LISTING ▸
╔══
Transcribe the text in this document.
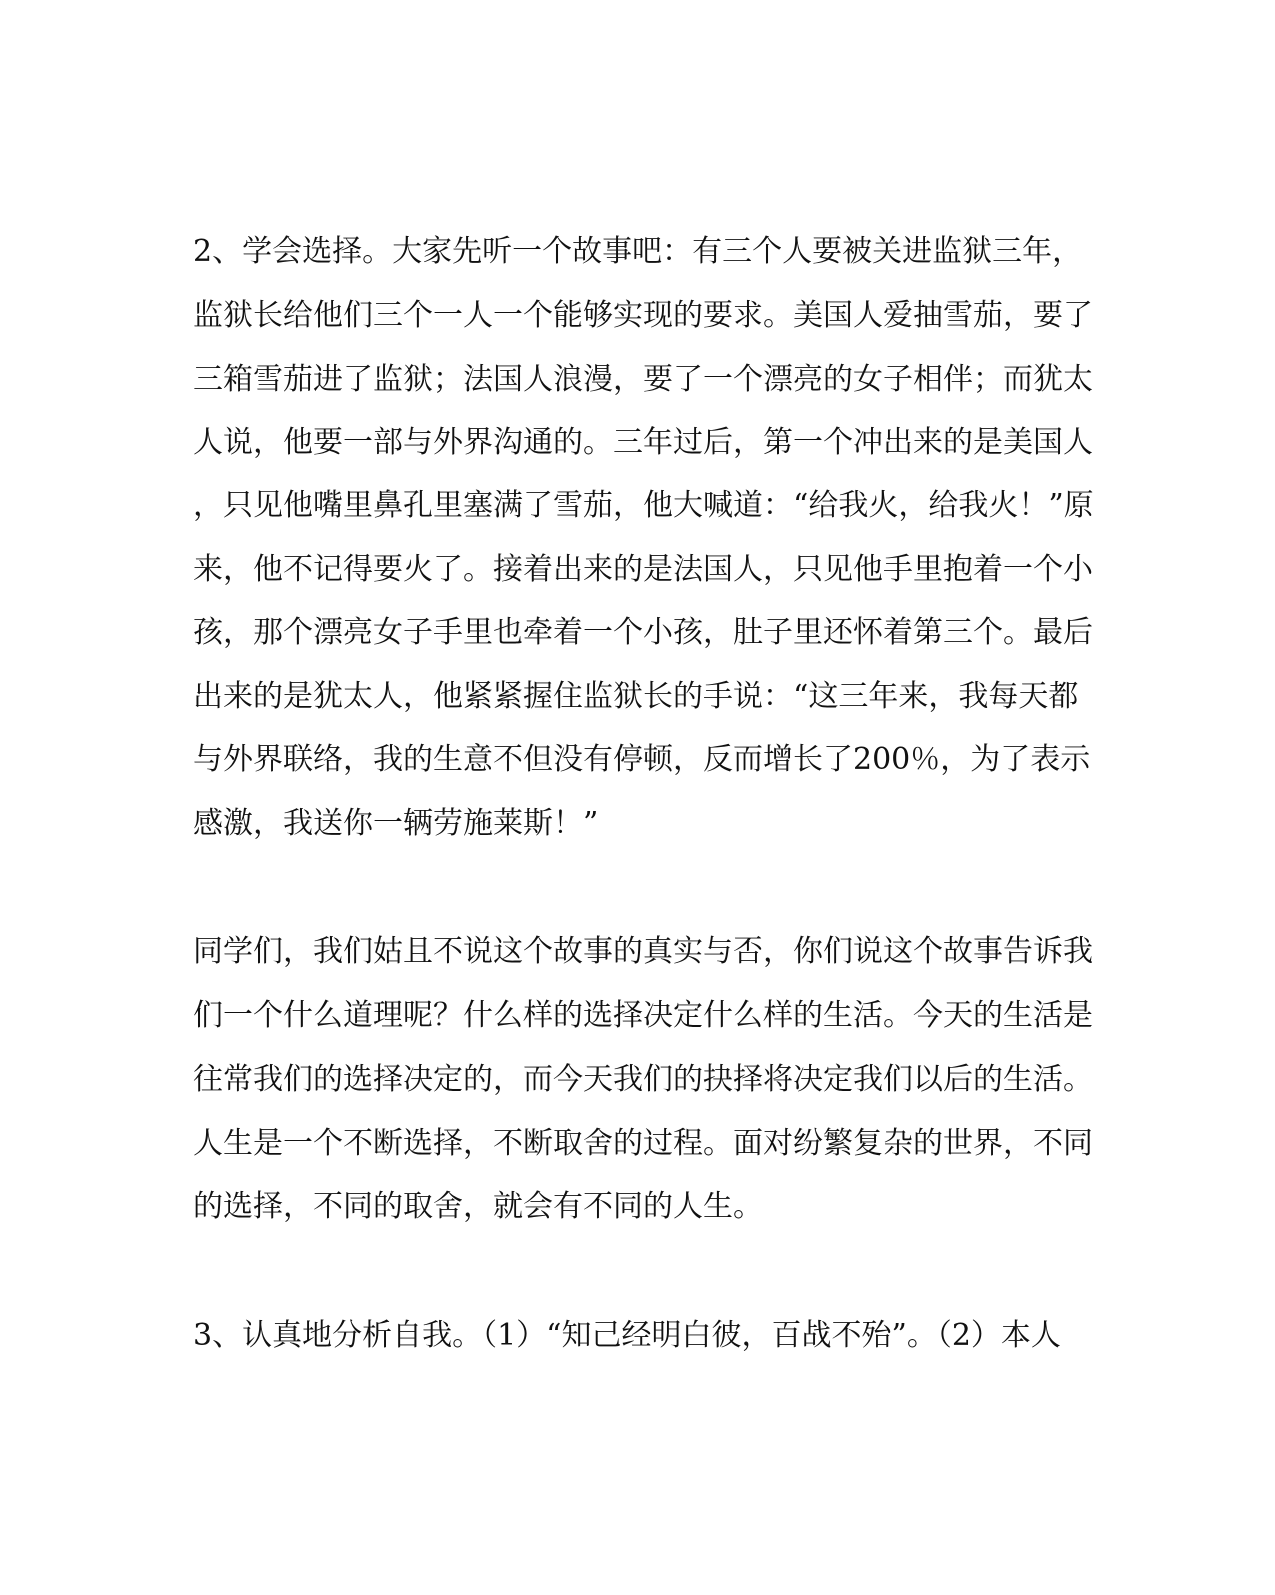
2、学会选择。大家先听一个故事吧：有三个人要被关进监狱三年，
监狱长给他们三个一人一个能够实现的要求。美国人爱抽雪茄，要了
三箱雪茄进了监狱；法国人浪漫，要了一个漂亮的女子相伴；而犹太
人说，他要一部与外界沟通的。三年过后，第一个冲出来的是美国人
，只见他嘴里鼻孔里塞满了雪茄，他大喊道：“给我火，给我火！”原
来，他不记得要火了。接着出来的是法国人，只见他手里抱着一个小
孩，那个漂亮女子手里也牵着一个小孩，肚子里还怀着第三个。最后
出来的是犹太人，他紧紧握住监狱长的手说：“这三年来，我每天都
与外界联络，我的生意不但没有停顿，反而增长了200％，为了表示
感激，我送你一辆劳施莱斯！”
同学们，我们姑且不说这个故事的真实与否，你们说这个故事告诉我
们一个什么道理呢？什么样的选择决定什么样的生活。今天的生活是
往常我们的选择决定的，而今天我们的抉择将决定我们以后的生活。
人生是一个不断选择，不断取舍的过程。面对纷繁复杂的世界，不同
的选择，不同的取舍，就会有不同的人生。
3、认真地分析自我。（1）“知己经明白彼，百战不殆”。（2）本人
╚══
GOAL ▸ Quote the records above exactly, leaving out any pictures.

ANSWER FOR THIS EXERCISE ▸
Transcribe the text in this document.
2、学会选择。大家先听一个故事吧：有三个人要被关进监狱三年，
监狱长给他们三个一人一个能够实现的要求。美国人爱抽雪茄，要了
三箱雪茄进了监狱；法国人浪漫，要了一个漂亮的女子相伴；而犹太
人说，他要一部与外界沟通的。三年过后，第一个冲出来的是美国人
，只见他嘴里鼻孔里塞满了雪茄，他大喊道：“给我火，给我火！”原
来，他不记得要火了。接着出来的是法国人，只见他手里抱着一个小
孩，那个漂亮女子手里也牵着一个小孩，肚子里还怀着第三个。最后
出来的是犹太人，他紧紧握住监狱长的手说：“这三年来，我每天都
与外界联络，我的生意不但没有停顿，反而增长了200％，为了表示
感激，我送你一辆劳施莱斯！”
同学们，我们姑且不说这个故事的真实与否，你们说这个故事告诉我
们一个什么道理呢？什么样的选择决定什么样的生活。今天的生活是
往常我们的选择决定的，而今天我们的抉择将决定我们以后的生活。
人生是一个不断选择，不断取舍的过程。面对纷繁复杂的世界，不同
的选择，不同的取舍，就会有不同的人生。
3、认真地分析自我。（1）“知己经明白彼，百战不殆”。（2）本人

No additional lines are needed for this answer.